### AIM:
Write out every record below exactly as it appears.

### INPUT FOR THIS TASK:

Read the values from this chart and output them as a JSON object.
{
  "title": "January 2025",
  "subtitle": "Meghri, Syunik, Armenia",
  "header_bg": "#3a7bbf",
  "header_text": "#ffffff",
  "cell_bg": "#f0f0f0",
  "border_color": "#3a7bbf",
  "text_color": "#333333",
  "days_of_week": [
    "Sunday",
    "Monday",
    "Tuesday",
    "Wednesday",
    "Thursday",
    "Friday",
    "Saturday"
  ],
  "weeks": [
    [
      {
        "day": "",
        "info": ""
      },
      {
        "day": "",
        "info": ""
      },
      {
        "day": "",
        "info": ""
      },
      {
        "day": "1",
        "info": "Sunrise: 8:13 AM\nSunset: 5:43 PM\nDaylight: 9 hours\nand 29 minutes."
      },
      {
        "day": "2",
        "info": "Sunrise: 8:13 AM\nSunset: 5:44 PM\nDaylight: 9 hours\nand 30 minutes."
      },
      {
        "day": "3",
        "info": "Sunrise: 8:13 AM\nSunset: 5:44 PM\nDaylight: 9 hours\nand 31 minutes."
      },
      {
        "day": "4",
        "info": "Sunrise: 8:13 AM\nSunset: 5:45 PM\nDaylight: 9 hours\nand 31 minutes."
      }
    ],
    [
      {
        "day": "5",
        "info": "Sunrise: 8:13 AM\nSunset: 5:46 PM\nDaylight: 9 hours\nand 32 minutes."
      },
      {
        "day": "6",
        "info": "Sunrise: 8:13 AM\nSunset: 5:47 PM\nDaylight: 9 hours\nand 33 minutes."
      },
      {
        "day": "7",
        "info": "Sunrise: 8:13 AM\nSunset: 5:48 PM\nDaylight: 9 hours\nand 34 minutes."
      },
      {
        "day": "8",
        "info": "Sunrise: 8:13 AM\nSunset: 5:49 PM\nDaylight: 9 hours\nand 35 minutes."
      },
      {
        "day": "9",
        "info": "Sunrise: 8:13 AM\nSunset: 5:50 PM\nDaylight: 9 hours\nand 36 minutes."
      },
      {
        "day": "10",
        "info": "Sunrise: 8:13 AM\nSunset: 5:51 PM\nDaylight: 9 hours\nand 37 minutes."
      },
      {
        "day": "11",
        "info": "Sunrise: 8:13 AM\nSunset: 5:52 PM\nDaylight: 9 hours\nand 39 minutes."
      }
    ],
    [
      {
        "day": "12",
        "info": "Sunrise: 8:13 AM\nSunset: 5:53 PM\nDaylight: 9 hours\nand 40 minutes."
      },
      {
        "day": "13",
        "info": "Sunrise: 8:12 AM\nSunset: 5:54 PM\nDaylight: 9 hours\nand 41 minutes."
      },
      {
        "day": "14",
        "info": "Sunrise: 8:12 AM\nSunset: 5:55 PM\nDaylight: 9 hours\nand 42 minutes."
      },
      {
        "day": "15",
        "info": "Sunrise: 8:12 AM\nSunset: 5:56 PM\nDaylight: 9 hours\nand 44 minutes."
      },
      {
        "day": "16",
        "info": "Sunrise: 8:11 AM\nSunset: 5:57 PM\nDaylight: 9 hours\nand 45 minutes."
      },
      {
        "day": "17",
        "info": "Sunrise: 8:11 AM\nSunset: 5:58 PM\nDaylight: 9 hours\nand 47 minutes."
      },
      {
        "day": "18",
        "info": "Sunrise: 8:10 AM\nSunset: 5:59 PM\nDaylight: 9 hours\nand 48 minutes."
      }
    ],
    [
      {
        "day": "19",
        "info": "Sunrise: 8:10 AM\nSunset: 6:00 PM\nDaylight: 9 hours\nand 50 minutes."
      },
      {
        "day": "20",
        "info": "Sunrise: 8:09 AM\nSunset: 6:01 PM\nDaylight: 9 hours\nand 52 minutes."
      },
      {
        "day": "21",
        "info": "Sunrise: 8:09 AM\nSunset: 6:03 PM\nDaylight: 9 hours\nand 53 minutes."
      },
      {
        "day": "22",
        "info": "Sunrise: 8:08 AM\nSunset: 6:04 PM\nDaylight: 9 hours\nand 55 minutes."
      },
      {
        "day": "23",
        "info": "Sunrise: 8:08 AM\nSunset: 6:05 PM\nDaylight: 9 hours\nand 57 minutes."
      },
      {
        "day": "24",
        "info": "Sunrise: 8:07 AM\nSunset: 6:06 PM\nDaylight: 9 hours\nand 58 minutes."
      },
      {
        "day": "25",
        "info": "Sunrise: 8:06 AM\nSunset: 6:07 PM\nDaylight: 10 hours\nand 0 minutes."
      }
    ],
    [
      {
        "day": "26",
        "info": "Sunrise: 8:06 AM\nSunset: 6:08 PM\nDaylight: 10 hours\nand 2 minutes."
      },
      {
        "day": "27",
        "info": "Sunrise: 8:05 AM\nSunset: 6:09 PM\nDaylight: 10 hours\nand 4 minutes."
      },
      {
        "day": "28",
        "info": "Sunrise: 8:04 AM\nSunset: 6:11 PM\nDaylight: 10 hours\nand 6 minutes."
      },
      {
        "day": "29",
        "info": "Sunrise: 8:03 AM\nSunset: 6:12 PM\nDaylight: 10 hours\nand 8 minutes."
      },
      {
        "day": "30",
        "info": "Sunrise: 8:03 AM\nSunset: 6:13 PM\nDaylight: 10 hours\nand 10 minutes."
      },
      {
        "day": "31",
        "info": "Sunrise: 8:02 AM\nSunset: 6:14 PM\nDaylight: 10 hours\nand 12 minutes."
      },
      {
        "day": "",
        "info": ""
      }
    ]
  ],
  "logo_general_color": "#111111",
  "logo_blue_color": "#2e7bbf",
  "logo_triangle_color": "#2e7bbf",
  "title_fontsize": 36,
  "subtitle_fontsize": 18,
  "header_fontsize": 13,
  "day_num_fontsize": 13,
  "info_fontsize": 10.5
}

### WORKED SOLUTION:
Read the values from this chart and output them as a JSON object.
{
  "title": "January 2025",
  "subtitle": "Meghri, Syunik, Armenia",
  "header_bg": "#3a7bbf",
  "header_text": "#ffffff",
  "cell_bg": "#f0f0f0",
  "border_color": "#3a7bbf",
  "text_color": "#333333",
  "days_of_week": [
    "Sunday",
    "Monday",
    "Tuesday",
    "Wednesday",
    "Thursday",
    "Friday",
    "Saturday"
  ],
  "weeks": [
    [
      {
        "day": "",
        "info": ""
      },
      {
        "day": "",
        "info": ""
      },
      {
        "day": "",
        "info": ""
      },
      {
        "day": "1",
        "info": "Sunrise: 8:13 AM\nSunset: 5:43 PM\nDaylight: 9 hours\nand 29 minutes."
      },
      {
        "day": "2",
        "info": "Sunrise: 8:13 AM\nSunset: 5:44 PM\nDaylight: 9 hours\nand 30 minutes."
      },
      {
        "day": "3",
        "info": "Sunrise: 8:13 AM\nSunset: 5:44 PM\nDaylight: 9 hours\nand 31 minutes."
      },
      {
        "day": "4",
        "info": "Sunrise: 8:13 AM\nSunset: 5:45 PM\nDaylight: 9 hours\nand 31 minutes."
      }
    ],
    [
      {
        "day": "5",
        "info": "Sunrise: 8:13 AM\nSunset: 5:46 PM\nDaylight: 9 hours\nand 32 minutes."
      },
      {
        "day": "6",
        "info": "Sunrise: 8:13 AM\nSunset: 5:47 PM\nDaylight: 9 hours\nand 33 minutes."
      },
      {
        "day": "7",
        "info": "Sunrise: 8:13 AM\nSunset: 5:48 PM\nDaylight: 9 hours\nand 34 minutes."
      },
      {
        "day": "8",
        "info": "Sunrise: 8:13 AM\nSunset: 5:49 PM\nDaylight: 9 hours\nand 35 minutes."
      },
      {
        "day": "9",
        "info": "Sunrise: 8:13 AM\nSunset: 5:50 PM\nDaylight: 9 hours\nand 36 minutes."
      },
      {
        "day": "10",
        "info": "Sunrise: 8:13 AM\nSunset: 5:51 PM\nDaylight: 9 hours\nand 37 minutes."
      },
      {
        "day": "11",
        "info": "Sunrise: 8:13 AM\nSunset: 5:52 PM\nDaylight: 9 hours\nand 39 minutes."
      }
    ],
    [
      {
        "day": "12",
        "info": "Sunrise: 8:13 AM\nSunset: 5:53 PM\nDaylight: 9 hours\nand 40 minutes."
      },
      {
        "day": "13",
        "info": "Sunrise: 8:12 AM\nSunset: 5:54 PM\nDaylight: 9 hours\nand 41 minutes."
      },
      {
        "day": "14",
        "info": "Sunrise: 8:12 AM\nSunset: 5:55 PM\nDaylight: 9 hours\nand 42 minutes."
      },
      {
        "day": "15",
        "info": "Sunrise: 8:12 AM\nSunset: 5:56 PM\nDaylight: 9 hours\nand 44 minutes."
      },
      {
        "day": "16",
        "info": "Sunrise: 8:11 AM\nSunset: 5:57 PM\nDaylight: 9 hours\nand 45 minutes."
      },
      {
        "day": "17",
        "info": "Sunrise: 8:11 AM\nSunset: 5:58 PM\nDaylight: 9 hours\nand 47 minutes."
      },
      {
        "day": "18",
        "info": "Sunrise: 8:10 AM\nSunset: 5:59 PM\nDaylight: 9 hours\nand 48 minutes."
      }
    ],
    [
      {
        "day": "19",
        "info": "Sunrise: 8:10 AM\nSunset: 6:00 PM\nDaylight: 9 hours\nand 50 minutes."
      },
      {
        "day": "20",
        "info": "Sunrise: 8:09 AM\nSunset: 6:01 PM\nDaylight: 9 hours\nand 52 minutes."
      },
      {
        "day": "21",
        "info": "Sunrise: 8:09 AM\nSunset: 6:03 PM\nDaylight: 9 hours\nand 53 minutes."
      },
      {
        "day": "22",
        "info": "Sunrise: 8:08 AM\nSunset: 6:04 PM\nDaylight: 9 hours\nand 55 minutes."
      },
      {
        "day": "23",
        "info": "Sunrise: 8:08 AM\nSunset: 6:05 PM\nDaylight: 9 hours\nand 57 minutes."
      },
      {
        "day": "24",
        "info": "Sunrise: 8:07 AM\nSunset: 6:06 PM\nDaylight: 9 hours\nand 58 minutes."
      },
      {
        "day": "25",
        "info": "Sunrise: 8:06 AM\nSunset: 6:07 PM\nDaylight: 10 hours\nand 0 minutes."
      }
    ],
    [
      {
        "day": "26",
        "info": "Sunrise: 8:06 AM\nSunset: 6:08 PM\nDaylight: 10 hours\nand 2 minutes."
      },
      {
        "day": "27",
        "info": "Sunrise: 8:05 AM\nSunset: 6:09 PM\nDaylight: 10 hours\nand 4 minutes."
      },
      {
        "day": "28",
        "info": "Sunrise: 8:04 AM\nSunset: 6:11 PM\nDaylight: 10 hours\nand 6 minutes."
      },
      {
        "day": "29",
        "info": "Sunrise: 8:03 AM\nSunset: 6:12 PM\nDaylight: 10 hours\nand 8 minutes."
      },
      {
        "day": "30",
        "info": "Sunrise: 8:03 AM\nSunset: 6:13 PM\nDaylight: 10 hours\nand 10 minutes."
      },
      {
        "day": "31",
        "info": "Sunrise: 8:02 AM\nSunset: 6:14 PM\nDaylight: 10 hours\nand 12 minutes."
      },
      {
        "day": "",
        "info": ""
      }
    ]
  ],
  "logo_general_color": "#111111",
  "logo_blue_color": "#2e7bbf",
  "logo_triangle_color": "#2e7bbf",
  "title_fontsize": 36,
  "subtitle_fontsize": 18,
  "header_fontsize": 13,
  "day_num_fontsize": 13,
  "info_fontsize": 10.5
}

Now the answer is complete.